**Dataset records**
▼

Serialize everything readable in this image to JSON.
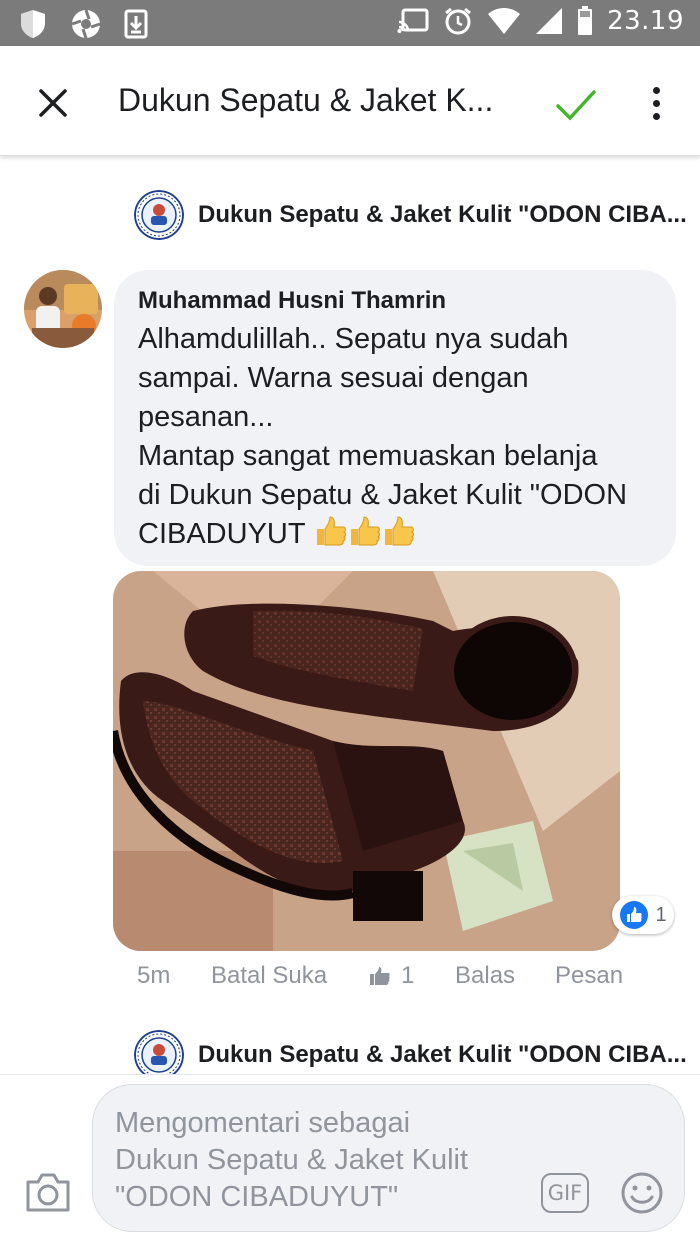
{
  "status_bar": {
    "time": "23.19",
    "left_icons": [
      "shield-icon",
      "aperture-icon",
      "download-icon"
    ],
    "right_icons": [
      "cast-icon",
      "alarm-icon",
      "wifi-icon",
      "signal-icon",
      "battery-icon"
    ]
  },
  "app_bar": {
    "title": "Dukun Sepatu & Jaket K...",
    "check_color": "#42b72a"
  },
  "page_rows": [
    {
      "name": "Dukun Sepatu & Jaket Kulit \"ODON CIBA..."
    },
    {
      "name": "Dukun Sepatu & Jaket Kulit \"ODON CIBA..."
    }
  ],
  "comment": {
    "author": "Muhammad Husni Thamrin",
    "lines": [
      "Alhamdulillah.. Sepatu nya sudah",
      "sampai. Warna sesuai dengan",
      "pesanan...",
      "Mantap sangat memuaskan belanja",
      "di Dukun Sepatu & Jaket Kulit \"ODON",
      "CIBADUYUT"
    ],
    "reaction_count": "1",
    "actions": {
      "time": "5m",
      "unlike": "Batal Suka",
      "like_count": "1",
      "reply": "Balas",
      "message": "Pesan"
    }
  },
  "composer": {
    "placeholder_lines": [
      "Mengomentari sebagai",
      "Dukun Sepatu & Jaket Kulit",
      "\"ODON CIBADUYUT\""
    ],
    "gif_label": "GIF"
  },
  "colors": {
    "facebook_blue": "#1877f2",
    "bubble_bg": "#f0f2f5",
    "muted_text": "#90949c"
  }
}
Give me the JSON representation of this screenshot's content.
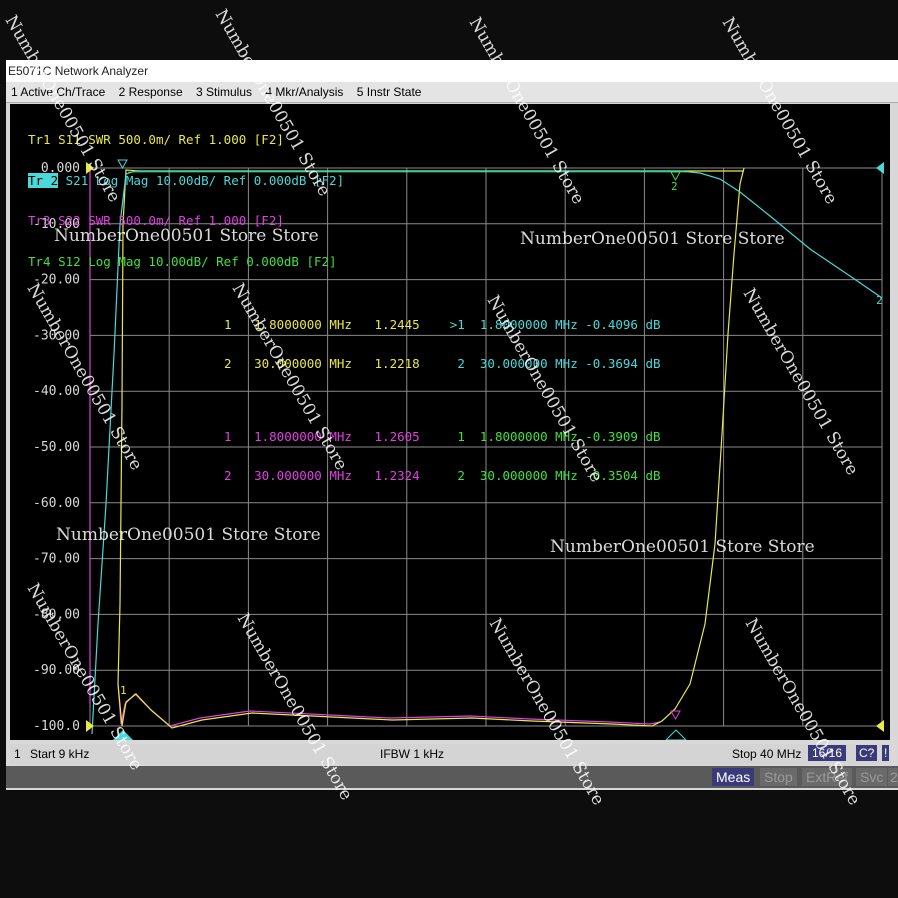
{
  "app": {
    "title": "E5071C Network Analyzer"
  },
  "menu": [
    "1 Active Ch/Trace",
    "2 Response",
    "3 Stimulus",
    "4 Mkr/Analysis",
    "5 Instr State"
  ],
  "traces": [
    {
      "label": "Tr1",
      "text": "S11 SWR 500.0m/ Ref 1.000 [F2]",
      "color": "#e8e84a"
    },
    {
      "label": "Tr 2",
      "text": "S21 Log Mag 10.00dB/ Ref 0.000dB [F2]",
      "color": "#4ad8d8",
      "active": true
    },
    {
      "label": "Tr3",
      "text": "S22 SWR 500.0m/ Ref 1.000 [F2]",
      "color": "#e040e0"
    },
    {
      "label": "Tr4",
      "text": "S12 Log Mag 10.00dB/ Ref 0.000dB [F2]",
      "color": "#40e040"
    }
  ],
  "y_ticks": [
    "0.000",
    "-10.00",
    "-20.00",
    "-30.00",
    "-40.00",
    "-50.00",
    "-60.00",
    "-70.00",
    "-80.00",
    "-90.00",
    "-100.0"
  ],
  "markers_table": [
    {
      "row": "1  1.8000000 MHz  1.2445    >1  1.8000000 MHz -0.4096 dB",
      "c1": "#e8e84a",
      "c2": "#4ad8d8"
    },
    {
      "row": "2  30.000000 MHz  1.2218     2  30.000000 MHz -0.3694 dB",
      "c1": "#e8e84a",
      "c2": "#4ad8d8"
    },
    {
      "row": "1  1.8000000 MHz  1.2605     1  1.8000000 MHz -0.3909 dB",
      "c1": "#e040e0",
      "c2": "#40e040"
    },
    {
      "row": "2  30.000000 MHz  1.2324     2  30.000000 MHz -0.3504 dB",
      "c1": "#e040e0",
      "c2": "#40e040"
    }
  ],
  "marker_table_left": {
    "r1": "1   1.8000000 MHz   1.2445",
    "r2": "2   30.000000 MHz   1.2218",
    "r3": "1   1.8000000 MHz   1.2605",
    "r4": "2   30.000000 MHz   1.2324"
  },
  "marker_table_right": {
    "r1": ">1  1.8000000 MHz -0.4096 dB",
    "r2": "2  30.000000 MHz -0.3694 dB",
    "r3": "1  1.8000000 MHz -0.3909 dB",
    "r4": "2  30.000000 MHz -0.3504 dB"
  },
  "status": {
    "channel": "1",
    "start": "Start 9 kHz",
    "ifbw": "IFBW 1 kHz",
    "stop": "Stop 40 MHz",
    "count": "16/16",
    "cal": "C?",
    "warn": "!"
  },
  "softkeys": [
    "Meas",
    "Stop",
    "ExtRef",
    "Svc",
    "2"
  ],
  "watermarks": {
    "horizontal": "NumberOne00501 Store Store",
    "diagonal": "NumberOne00501 Store"
  },
  "marker_flag": "2",
  "chart_data": {
    "type": "line",
    "xlim_hz": [
      9000,
      40000000
    ],
    "ylim_db": [
      -100,
      0
    ],
    "series": [
      {
        "name": "Tr1",
        "note_x": [
          0.0,
          0.03,
          0.07,
          0.35,
          0.6,
          0.74
        ],
        "values": []
      },
      {
        "name": "Tr 2",
        "values": []
      }
    ]
  }
}
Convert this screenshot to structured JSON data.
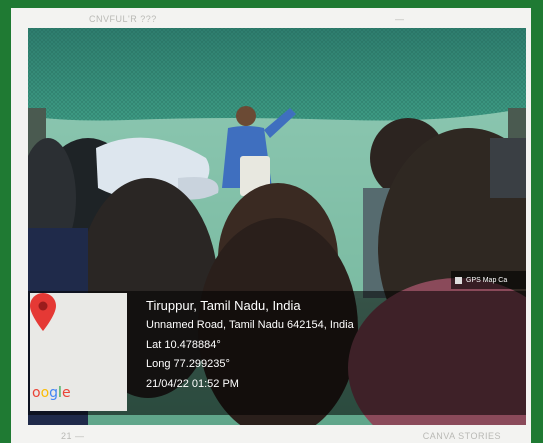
{
  "page_header": {
    "left": "CNVFUL'R ???",
    "right": "—"
  },
  "page_footer": {
    "left": "21 —",
    "right": "CANVA STORIES"
  },
  "gps_badge": {
    "label": "GPS Map Ca"
  },
  "location": {
    "title": "Tiruppur, Tamil Nadu, India",
    "address": "Unnamed Road, Tamil Nadu 642154, India",
    "lat": "Lat 10.478884°",
    "long": "Long 77.299235°",
    "datetime": "21/04/22 01:52 PM"
  },
  "map_thumbnail": {
    "logo_text": "oogle",
    "pin_icon": "map-pin-icon",
    "pin_color": "#e53935"
  },
  "colors": {
    "frame_green": "#1f7a33",
    "shade_net": "#2f8a7a"
  }
}
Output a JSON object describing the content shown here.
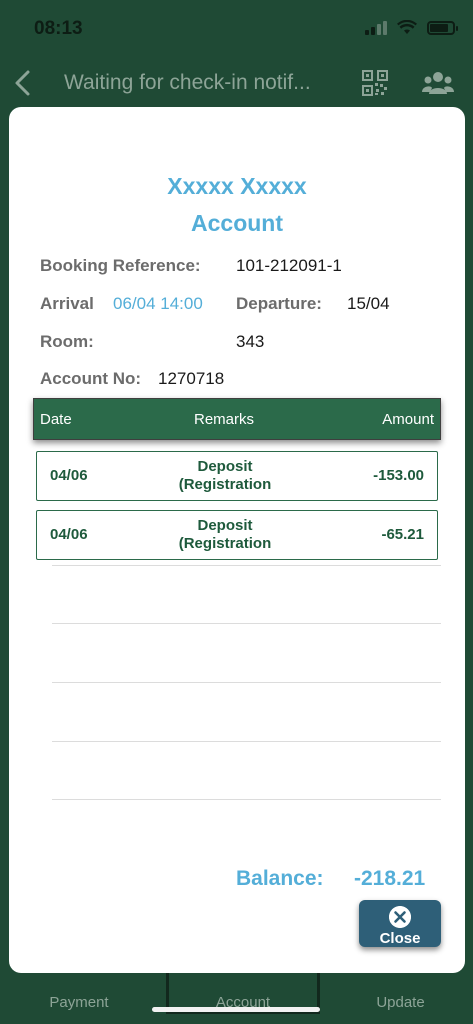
{
  "status_bar": {
    "time": "08:13"
  },
  "nav": {
    "title": "Waiting for check-in notif..."
  },
  "modal": {
    "guest_name": "Xxxxx Xxxxx",
    "heading": "Account",
    "booking_reference_label": "Booking Reference:",
    "booking_reference_value": "101-212091-1",
    "arrival_label": "Arrival",
    "arrival_value": "06/04 14:00",
    "departure_label": "Departure:",
    "departure_value": "15/04",
    "room_label": "Room:",
    "room_value": "343",
    "account_no_label": "Account No:",
    "account_no_value": "1270718",
    "table": {
      "headers": {
        "date": "Date",
        "remarks": "Remarks",
        "amount": "Amount"
      },
      "rows": [
        {
          "date": "04/06",
          "remarks_line1": "Deposit",
          "remarks_line2": "(Registration",
          "amount": "-153.00"
        },
        {
          "date": "04/06",
          "remarks_line1": "Deposit",
          "remarks_line2": "(Registration",
          "amount": "-65.21"
        }
      ]
    },
    "balance_label": "Balance:",
    "balance_value": "-218.21",
    "close_label": "Close"
  },
  "tabs": [
    {
      "label": "Payment"
    },
    {
      "label": "Account"
    },
    {
      "label": "Update"
    }
  ],
  "colors": {
    "header_green": "#1f4a35",
    "table_green": "#2b6a4a",
    "accent_blue": "#54aed8",
    "close_button": "#2e5f78"
  }
}
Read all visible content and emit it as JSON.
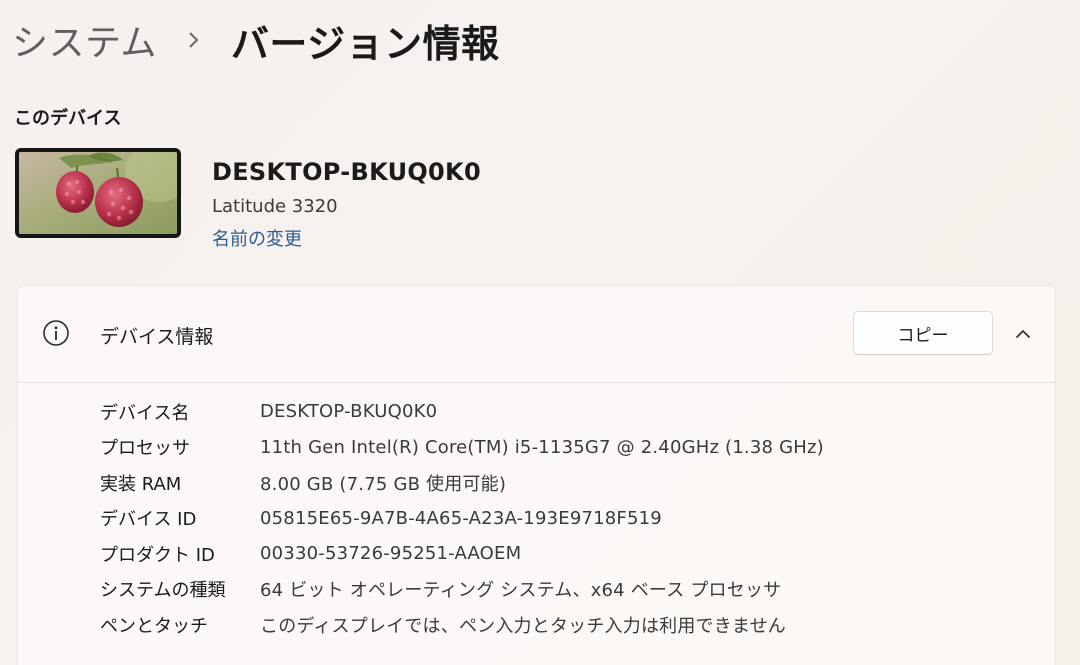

▲

**Task description**
Replicate the material above verbatim; images stay out of the copy.

**Final result**
Serialize everything readable in this image to JSON.
{
  "status_bar": {
    "time": "23.19",
    "left_icons": [
      "shield-icon",
      "aperture-icon",
      "download-icon"
    ],
    "right_icons": [
      "cast-icon",
      "alarm-icon",
      "wifi-icon",
      "signal-icon",
      "battery-icon"
    ]
  },
  "app_bar": {
    "title": "Dukun Sepatu & Jaket K...",
    "check_color": "#42b72a"
  },
  "page_rows": [
    {
      "name": "Dukun Sepatu & Jaket Kulit \"ODON CIBA..."
    },
    {
      "name": "Dukun Sepatu & Jaket Kulit \"ODON CIBA..."
    }
  ],
  "comment": {
    "author": "Muhammad Husni Thamrin",
    "lines": [
      "Alhamdulillah.. Sepatu nya sudah",
      "sampai. Warna sesuai dengan",
      "pesanan...",
      "Mantap sangat memuaskan belanja",
      "di Dukun Sepatu & Jaket Kulit \"ODON",
      "CIBADUYUT"
    ],
    "reaction_count": "1",
    "actions": {
      "time": "5m",
      "unlike": "Batal Suka",
      "like_count": "1",
      "reply": "Balas",
      "message": "Pesan"
    }
  },
  "composer": {
    "placeholder_lines": [
      "Mengomentari sebagai",
      "Dukun Sepatu & Jaket Kulit",
      "\"ODON CIBADUYUT\""
    ],
    "gif_label": "GIF"
  },
  "colors": {
    "facebook_blue": "#1877f2",
    "bubble_bg": "#f0f2f5",
    "muted_text": "#90949c"
  }
}
Give me the JSON representation of this screenshot's content.
{
  "app": {
    "title": "E5071C Network Analyzer"
  },
  "menu": [
    "1 Active Ch/Trace",
    "2 Response",
    "3 Stimulus",
    "4 Mkr/Analysis",
    "5 Instr State"
  ],
  "traces": [
    {
      "label": "Tr1",
      "text": "S11 SWR 500.0m/ Ref 1.000 [F2]",
      "color": "#e8e84a"
    },
    {
      "label": "Tr 2",
      "text": "S21 Log Mag 10.00dB/ Ref 0.000dB [F2]",
      "color": "#4ad8d8",
      "active": true
    },
    {
      "label": "Tr3",
      "text": "S22 SWR 500.0m/ Ref 1.000 [F2]",
      "color": "#e040e0"
    },
    {
      "label": "Tr4",
      "text": "S12 Log Mag 10.00dB/ Ref 0.000dB [F2]",
      "color": "#40e040"
    }
  ],
  "y_ticks": [
    "0.000",
    "-10.00",
    "-20.00",
    "-30.00",
    "-40.00",
    "-50.00",
    "-60.00",
    "-70.00",
    "-80.00",
    "-90.00",
    "-100.0"
  ],
  "markers_table": [
    {
      "row": "1  1.8000000 MHz  1.2445    >1  1.8000000 MHz -0.4096 dB",
      "c1": "#e8e84a",
      "c2": "#4ad8d8"
    },
    {
      "row": "2  30.000000 MHz  1.2218     2  30.000000 MHz -0.3694 dB",
      "c1": "#e8e84a",
      "c2": "#4ad8d8"
    },
    {
      "row": "1  1.8000000 MHz  1.2605     1  1.8000000 MHz -0.3909 dB",
      "c1": "#e040e0",
      "c2": "#40e040"
    },
    {
      "row": "2  30.000000 MHz  1.2324     2  30.000000 MHz -0.3504 dB",
      "c1": "#e040e0",
      "c2": "#40e040"
    }
  ],
  "marker_table_left": {
    "r1": "1   1.8000000 MHz   1.2445",
    "r2": "2   30.000000 MHz   1.2218",
    "r3": "1   1.8000000 MHz   1.2605",
    "r4": "2   30.000000 MHz   1.2324"
  },
  "marker_table_right": {
    "r1": ">1  1.8000000 MHz -0.4096 dB",
    "r2": "2  30.000000 MHz -0.3694 dB",
    "r3": "1  1.8000000 MHz -0.3909 dB",
    "r4": "2  30.000000 MHz -0.3504 dB"
  },
  "status": {
    "channel": "1",
    "start": "Start 9 kHz",
    "ifbw": "IFBW 1 kHz",
    "stop": "Stop 40 MHz",
    "count": "16/16",
    "cal": "C?",
    "warn": "!"
  },
  "softkeys": [
    "Meas",
    "Stop",
    "ExtRef",
    "Svc",
    "2"
  ],
  "watermarks": {
    "horizontal": "NumberOne00501 Store Store",
    "diagonal": "NumberOne00501 Store"
  },
  "marker_flag": "2",
  "chart_data": {
    "type": "line",
    "xlim_hz": [
      9000,
      40000000
    ],
    "ylim_db": [
      -100,
      0
    ],
    "series": [
      {
        "name": "Tr1",
        "note_x": [
          0.0,
          0.03,
          0.07,
          0.35,
          0.6,
          0.74
        ],
        "values": []
      },
      {
        "name": "Tr 2",
        "values": []
      }
    ]
  }
}
Convert this screenshot to structured JSON data.
{
  "page_header": {
    "left": "CNVFUL'R ???",
    "right": "—"
  },
  "page_footer": {
    "left": "21 —",
    "right": "CANVA STORIES"
  },
  "gps_badge": {
    "label": "GPS Map Ca"
  },
  "location": {
    "title": "Tiruppur, Tamil Nadu, India",
    "address": "Unnamed Road, Tamil Nadu 642154, India",
    "lat": "Lat 10.478884°",
    "long": "Long 77.299235°",
    "datetime": "21/04/22 01:52 PM"
  },
  "map_thumbnail": {
    "logo_text": "oogle",
    "pin_icon": "map-pin-icon",
    "pin_color": "#e53935"
  },
  "colors": {
    "frame_green": "#1f7a33",
    "shade_net": "#2f8a7a"
  }
}
Output a JSON object describing the content shown here.
{
  "status_bar": {
    "time": "08:13"
  },
  "nav": {
    "title": "Waiting for check-in notif..."
  },
  "modal": {
    "guest_name": "Xxxxx Xxxxx",
    "heading": "Account",
    "booking_reference_label": "Booking Reference:",
    "booking_reference_value": "101-212091-1",
    "arrival_label": "Arrival",
    "arrival_value": "06/04 14:00",
    "departure_label": "Departure:",
    "departure_value": "15/04",
    "room_label": "Room:",
    "room_value": "343",
    "account_no_label": "Account No:",
    "account_no_value": "1270718",
    "table": {
      "headers": {
        "date": "Date",
        "remarks": "Remarks",
        "amount": "Amount"
      },
      "rows": [
        {
          "date": "04/06",
          "remarks_line1": "Deposit",
          "remarks_line2": "(Registration",
          "amount": "-153.00"
        },
        {
          "date": "04/06",
          "remarks_line1": "Deposit",
          "remarks_line2": "(Registration",
          "amount": "-65.21"
        }
      ]
    },
    "balance_label": "Balance:",
    "balance_value": "-218.21",
    "close_label": "Close"
  },
  "tabs": [
    {
      "label": "Payment"
    },
    {
      "label": "Account"
    },
    {
      "label": "Update"
    }
  ],
  "colors": {
    "header_green": "#1f4a35",
    "table_green": "#2b6a4a",
    "accent_blue": "#54aed8",
    "close_button": "#2e5f78"
  }
}
Read all visible content and emit it as JSON.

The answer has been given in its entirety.